### WHAT IS BEING ASKED
Lines before the one containing "Decode this image" are excluded; reproduce that line and all lines after it in the entries below, exactly.

### EXERCISE INPUT
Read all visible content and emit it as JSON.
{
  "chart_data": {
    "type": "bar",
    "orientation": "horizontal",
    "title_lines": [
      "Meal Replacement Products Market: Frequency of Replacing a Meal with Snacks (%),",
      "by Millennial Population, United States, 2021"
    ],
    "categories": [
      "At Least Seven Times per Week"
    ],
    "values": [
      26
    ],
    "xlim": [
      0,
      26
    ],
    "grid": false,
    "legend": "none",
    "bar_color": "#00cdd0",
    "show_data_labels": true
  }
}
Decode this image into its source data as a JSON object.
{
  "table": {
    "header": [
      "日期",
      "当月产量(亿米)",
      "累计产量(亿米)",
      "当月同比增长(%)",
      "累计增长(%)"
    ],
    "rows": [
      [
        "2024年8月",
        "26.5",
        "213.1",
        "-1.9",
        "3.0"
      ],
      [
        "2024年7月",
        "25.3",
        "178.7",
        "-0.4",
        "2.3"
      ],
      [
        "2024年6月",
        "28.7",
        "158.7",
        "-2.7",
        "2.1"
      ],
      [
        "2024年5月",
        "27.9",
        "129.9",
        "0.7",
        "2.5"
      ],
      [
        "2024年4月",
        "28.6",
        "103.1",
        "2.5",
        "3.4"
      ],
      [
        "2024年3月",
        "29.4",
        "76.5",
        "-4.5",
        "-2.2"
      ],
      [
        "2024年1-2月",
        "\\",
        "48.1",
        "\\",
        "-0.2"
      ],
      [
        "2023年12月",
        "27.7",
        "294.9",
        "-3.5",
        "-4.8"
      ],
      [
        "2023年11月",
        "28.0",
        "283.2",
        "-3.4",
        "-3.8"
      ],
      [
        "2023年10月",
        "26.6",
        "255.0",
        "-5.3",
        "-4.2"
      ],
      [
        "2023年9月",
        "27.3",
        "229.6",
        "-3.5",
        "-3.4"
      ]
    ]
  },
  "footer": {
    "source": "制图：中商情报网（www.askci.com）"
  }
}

### WORKED SOLUTION
Decode this image into its source data as a JSON object.
{
  "table": {
    "header": [
      "日期",
      "当月产量(亿米)",
      "累计产量(亿米)",
      "当月同比增长(%)",
      "累计增长(%)"
    ],
    "rows": [
      [
        "2024年8月",
        "26.5",
        "213.1",
        "-1.9",
        "3.0"
      ],
      [
        "2024年7月",
        "25.3",
        "178.7",
        "-0.4",
        "2.3"
      ],
      [
        "2024年6月",
        "28.7",
        "158.7",
        "-2.7",
        "2.1"
      ],
      [
        "2024年5月",
        "27.9",
        "129.9",
        "0.7",
        "2.5"
      ],
      [
        "2024年4月",
        "28.6",
        "103.1",
        "2.5",
        "3.4"
      ],
      [
        "2024年3月",
        "29.4",
        "76.5",
        "-4.5",
        "-2.2"
      ],
      [
        "2024年1-2月",
        "\\",
        "48.1",
        "\\",
        "-0.2"
      ],
      [
        "2023年12月",
        "27.7",
        "294.9",
        "-3.5",
        "-4.8"
      ],
      [
        "2023年11月",
        "28.0",
        "283.2",
        "-3.4",
        "-3.8"
      ],
      [
        "2023年10月",
        "26.6",
        "255.0",
        "-5.3",
        "-4.2"
      ],
      [
        "2023年9月",
        "27.3",
        "229.6",
        "-3.5",
        "-3.4"
      ]
    ]
  },
  "footer": {
    "source": "制图：中商情报网（www.askci.com）"
  }
}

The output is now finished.